= Goal =
Select from the records below every line that has the word "stars" in it.

= Data supplied =
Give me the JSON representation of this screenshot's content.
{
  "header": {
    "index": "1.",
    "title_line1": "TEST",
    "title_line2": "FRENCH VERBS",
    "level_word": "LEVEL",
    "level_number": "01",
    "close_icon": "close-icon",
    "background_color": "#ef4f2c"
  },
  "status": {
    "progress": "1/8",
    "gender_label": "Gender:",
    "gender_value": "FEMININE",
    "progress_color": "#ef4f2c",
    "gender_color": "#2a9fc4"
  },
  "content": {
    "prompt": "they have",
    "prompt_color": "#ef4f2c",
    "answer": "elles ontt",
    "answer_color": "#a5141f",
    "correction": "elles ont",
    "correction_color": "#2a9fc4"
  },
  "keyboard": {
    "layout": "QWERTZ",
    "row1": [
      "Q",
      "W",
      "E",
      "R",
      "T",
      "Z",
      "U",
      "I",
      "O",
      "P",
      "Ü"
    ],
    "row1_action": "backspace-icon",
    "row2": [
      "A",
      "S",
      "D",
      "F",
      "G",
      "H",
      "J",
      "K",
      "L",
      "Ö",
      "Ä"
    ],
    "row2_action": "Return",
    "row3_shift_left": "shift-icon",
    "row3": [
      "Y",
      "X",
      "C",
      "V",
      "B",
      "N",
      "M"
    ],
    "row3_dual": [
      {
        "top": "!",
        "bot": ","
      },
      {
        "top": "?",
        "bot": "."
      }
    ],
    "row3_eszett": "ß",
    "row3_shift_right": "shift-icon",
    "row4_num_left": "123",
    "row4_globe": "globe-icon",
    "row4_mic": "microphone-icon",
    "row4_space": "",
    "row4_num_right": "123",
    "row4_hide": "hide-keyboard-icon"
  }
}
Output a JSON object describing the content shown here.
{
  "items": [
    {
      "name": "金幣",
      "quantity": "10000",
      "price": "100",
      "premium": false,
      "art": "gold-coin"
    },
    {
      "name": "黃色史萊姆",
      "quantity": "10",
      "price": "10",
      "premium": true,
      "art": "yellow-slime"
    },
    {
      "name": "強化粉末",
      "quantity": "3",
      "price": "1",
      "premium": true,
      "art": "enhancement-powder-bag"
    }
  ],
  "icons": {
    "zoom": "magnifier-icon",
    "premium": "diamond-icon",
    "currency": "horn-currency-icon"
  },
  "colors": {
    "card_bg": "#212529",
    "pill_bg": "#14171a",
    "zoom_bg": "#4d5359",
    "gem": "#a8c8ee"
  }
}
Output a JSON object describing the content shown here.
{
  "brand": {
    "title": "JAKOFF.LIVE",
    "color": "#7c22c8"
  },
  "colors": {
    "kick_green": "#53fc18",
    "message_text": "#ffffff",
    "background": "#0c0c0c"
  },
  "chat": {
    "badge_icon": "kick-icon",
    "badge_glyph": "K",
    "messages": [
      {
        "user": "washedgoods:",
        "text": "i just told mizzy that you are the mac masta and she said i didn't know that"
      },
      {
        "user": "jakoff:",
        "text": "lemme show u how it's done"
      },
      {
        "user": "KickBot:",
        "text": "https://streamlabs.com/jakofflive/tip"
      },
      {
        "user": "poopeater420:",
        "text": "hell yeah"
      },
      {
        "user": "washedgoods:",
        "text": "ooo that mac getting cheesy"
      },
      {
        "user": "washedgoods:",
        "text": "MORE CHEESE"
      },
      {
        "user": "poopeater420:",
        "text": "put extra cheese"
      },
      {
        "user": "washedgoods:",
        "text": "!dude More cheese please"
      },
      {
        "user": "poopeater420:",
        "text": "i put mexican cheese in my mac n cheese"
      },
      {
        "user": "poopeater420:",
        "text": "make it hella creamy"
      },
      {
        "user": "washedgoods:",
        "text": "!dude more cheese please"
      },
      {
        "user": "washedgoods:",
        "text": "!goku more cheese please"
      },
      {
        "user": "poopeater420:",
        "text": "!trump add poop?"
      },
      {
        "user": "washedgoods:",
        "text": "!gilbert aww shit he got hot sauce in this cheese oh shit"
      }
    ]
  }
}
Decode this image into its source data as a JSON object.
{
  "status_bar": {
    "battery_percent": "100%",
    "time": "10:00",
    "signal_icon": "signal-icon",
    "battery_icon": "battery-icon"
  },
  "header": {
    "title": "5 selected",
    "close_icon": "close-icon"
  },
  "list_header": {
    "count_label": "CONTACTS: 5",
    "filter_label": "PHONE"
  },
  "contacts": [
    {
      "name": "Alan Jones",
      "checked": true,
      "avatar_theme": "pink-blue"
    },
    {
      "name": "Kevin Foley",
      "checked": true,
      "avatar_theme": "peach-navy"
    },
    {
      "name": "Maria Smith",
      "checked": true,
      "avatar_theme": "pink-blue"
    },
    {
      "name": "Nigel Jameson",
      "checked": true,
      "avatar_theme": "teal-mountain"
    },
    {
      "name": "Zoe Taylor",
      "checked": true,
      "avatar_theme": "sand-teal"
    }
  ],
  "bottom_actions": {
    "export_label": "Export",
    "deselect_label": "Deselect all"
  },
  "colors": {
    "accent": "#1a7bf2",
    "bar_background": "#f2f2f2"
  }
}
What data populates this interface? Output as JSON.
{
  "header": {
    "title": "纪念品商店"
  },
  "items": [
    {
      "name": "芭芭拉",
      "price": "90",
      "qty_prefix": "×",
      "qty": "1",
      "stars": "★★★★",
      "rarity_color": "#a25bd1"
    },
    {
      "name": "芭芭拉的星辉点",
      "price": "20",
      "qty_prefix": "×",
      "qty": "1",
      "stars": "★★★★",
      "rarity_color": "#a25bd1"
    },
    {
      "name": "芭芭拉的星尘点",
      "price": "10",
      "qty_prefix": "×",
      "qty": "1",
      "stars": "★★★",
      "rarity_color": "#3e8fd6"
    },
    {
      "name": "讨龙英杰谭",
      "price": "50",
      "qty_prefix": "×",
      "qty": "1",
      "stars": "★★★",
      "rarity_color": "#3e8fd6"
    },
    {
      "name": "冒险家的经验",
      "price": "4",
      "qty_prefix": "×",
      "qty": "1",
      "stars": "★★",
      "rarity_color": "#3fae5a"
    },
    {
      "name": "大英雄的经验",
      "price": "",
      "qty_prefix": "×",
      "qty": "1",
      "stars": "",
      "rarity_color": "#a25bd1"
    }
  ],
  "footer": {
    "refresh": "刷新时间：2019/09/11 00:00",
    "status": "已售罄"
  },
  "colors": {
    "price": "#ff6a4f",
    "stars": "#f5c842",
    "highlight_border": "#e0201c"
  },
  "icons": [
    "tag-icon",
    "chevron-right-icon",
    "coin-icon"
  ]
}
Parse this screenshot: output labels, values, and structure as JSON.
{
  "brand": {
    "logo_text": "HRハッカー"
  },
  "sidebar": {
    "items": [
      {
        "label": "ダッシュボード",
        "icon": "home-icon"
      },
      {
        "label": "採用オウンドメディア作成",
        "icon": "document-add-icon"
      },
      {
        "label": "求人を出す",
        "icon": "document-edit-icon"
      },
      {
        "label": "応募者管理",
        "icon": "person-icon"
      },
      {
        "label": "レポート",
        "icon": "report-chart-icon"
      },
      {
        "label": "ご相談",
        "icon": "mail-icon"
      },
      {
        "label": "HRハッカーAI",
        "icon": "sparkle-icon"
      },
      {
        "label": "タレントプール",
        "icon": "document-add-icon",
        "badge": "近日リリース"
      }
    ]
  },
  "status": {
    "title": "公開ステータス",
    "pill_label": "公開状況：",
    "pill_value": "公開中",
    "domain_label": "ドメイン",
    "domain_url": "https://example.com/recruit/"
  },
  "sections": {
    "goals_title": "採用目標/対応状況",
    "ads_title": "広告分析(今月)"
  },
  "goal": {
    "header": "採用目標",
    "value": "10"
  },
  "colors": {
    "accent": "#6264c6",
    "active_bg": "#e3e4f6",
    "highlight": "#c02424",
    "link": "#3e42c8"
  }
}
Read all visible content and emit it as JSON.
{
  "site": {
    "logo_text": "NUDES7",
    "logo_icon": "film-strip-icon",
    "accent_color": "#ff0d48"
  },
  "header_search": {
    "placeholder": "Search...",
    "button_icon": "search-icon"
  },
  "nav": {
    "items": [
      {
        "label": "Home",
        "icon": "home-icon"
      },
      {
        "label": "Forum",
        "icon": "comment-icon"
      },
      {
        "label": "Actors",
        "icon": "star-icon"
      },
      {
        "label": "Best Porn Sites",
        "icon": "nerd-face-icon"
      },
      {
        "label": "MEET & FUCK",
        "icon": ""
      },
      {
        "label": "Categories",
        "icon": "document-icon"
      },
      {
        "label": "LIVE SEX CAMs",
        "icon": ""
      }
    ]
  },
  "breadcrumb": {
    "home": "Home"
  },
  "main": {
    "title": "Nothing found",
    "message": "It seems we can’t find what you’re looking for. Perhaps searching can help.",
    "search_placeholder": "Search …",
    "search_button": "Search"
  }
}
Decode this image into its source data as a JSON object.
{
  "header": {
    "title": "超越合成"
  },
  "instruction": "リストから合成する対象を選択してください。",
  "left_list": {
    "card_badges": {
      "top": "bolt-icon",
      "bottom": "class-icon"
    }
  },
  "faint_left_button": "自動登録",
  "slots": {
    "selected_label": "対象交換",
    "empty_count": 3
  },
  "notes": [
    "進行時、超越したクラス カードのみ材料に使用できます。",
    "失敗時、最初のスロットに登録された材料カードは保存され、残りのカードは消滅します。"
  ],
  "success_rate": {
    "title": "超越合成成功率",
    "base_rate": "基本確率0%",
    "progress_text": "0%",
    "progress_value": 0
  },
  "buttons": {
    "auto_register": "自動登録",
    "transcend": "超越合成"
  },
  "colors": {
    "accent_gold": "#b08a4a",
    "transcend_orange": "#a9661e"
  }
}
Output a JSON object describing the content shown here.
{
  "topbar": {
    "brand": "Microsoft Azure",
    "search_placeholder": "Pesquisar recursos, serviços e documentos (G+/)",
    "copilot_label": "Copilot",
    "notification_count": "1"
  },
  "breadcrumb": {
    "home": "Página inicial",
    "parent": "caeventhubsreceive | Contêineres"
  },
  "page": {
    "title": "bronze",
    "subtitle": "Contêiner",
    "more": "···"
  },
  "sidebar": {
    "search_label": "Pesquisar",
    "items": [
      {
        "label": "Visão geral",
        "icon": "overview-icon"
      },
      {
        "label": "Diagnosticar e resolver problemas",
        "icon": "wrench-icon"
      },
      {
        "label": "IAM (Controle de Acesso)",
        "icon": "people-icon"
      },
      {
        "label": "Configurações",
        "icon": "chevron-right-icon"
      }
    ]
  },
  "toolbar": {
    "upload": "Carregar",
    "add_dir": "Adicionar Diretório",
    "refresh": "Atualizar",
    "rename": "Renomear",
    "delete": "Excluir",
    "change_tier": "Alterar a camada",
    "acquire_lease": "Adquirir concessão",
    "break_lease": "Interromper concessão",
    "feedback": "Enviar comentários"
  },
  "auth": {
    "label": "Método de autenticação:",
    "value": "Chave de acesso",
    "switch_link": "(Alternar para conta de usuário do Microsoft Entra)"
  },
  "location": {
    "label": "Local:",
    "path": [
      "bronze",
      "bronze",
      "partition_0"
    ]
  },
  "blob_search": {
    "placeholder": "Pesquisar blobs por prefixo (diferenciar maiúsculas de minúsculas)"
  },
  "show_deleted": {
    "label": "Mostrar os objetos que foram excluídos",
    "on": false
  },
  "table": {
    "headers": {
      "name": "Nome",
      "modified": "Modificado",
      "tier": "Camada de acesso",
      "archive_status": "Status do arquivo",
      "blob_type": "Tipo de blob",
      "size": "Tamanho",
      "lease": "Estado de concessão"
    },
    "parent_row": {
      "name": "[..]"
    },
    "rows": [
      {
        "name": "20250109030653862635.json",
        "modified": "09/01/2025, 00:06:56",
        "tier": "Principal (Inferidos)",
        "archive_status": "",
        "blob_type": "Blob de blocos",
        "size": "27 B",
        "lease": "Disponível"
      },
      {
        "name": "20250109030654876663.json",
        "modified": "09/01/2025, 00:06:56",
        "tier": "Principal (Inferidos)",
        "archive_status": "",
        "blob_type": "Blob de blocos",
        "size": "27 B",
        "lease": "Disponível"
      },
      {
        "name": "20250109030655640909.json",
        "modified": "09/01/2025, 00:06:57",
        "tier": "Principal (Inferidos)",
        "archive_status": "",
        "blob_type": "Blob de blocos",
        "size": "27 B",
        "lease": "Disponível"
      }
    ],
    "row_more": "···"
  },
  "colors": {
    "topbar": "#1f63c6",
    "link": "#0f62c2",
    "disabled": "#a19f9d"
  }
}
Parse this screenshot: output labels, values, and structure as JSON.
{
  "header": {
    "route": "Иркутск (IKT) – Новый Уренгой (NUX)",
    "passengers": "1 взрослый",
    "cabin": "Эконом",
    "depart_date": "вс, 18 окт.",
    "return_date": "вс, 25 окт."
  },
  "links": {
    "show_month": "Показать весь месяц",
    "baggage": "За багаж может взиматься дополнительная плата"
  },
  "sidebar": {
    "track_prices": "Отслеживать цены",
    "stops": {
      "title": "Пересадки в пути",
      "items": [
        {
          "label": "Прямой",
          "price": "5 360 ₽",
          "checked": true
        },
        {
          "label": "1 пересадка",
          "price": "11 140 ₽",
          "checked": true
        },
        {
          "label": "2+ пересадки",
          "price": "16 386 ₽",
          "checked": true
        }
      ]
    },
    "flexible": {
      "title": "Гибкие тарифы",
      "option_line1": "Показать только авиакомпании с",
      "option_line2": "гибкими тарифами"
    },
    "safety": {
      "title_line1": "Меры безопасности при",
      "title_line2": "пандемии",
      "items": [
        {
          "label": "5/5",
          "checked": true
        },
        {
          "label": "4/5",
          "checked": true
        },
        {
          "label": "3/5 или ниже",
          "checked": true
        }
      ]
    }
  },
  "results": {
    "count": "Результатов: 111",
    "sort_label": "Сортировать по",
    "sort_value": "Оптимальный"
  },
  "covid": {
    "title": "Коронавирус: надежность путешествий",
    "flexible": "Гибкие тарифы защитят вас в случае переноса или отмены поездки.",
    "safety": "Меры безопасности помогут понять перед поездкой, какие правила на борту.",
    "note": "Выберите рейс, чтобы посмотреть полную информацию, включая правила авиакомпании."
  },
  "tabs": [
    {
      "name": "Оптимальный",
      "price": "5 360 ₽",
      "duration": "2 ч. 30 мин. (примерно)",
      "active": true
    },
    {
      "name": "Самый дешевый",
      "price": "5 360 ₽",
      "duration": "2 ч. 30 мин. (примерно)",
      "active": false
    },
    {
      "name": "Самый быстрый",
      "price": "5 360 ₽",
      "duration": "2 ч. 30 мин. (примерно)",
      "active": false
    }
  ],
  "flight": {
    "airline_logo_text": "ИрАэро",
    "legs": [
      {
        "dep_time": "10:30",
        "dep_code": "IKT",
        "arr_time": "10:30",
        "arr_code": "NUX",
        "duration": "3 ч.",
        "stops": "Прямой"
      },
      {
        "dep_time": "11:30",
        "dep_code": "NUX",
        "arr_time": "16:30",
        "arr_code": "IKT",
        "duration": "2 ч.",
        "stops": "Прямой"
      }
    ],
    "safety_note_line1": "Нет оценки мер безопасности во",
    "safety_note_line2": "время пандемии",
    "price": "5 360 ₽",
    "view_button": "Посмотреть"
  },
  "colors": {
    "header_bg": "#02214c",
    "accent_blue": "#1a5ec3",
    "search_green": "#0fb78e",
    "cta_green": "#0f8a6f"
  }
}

= Reply to the task =
      "stars": "★★★★",
      "stars": "★★★★",
      "stars": "★★★",
      "stars": "★★★",
      "stars": "★★",
      "stars": "",
    "stars": "#f5c842",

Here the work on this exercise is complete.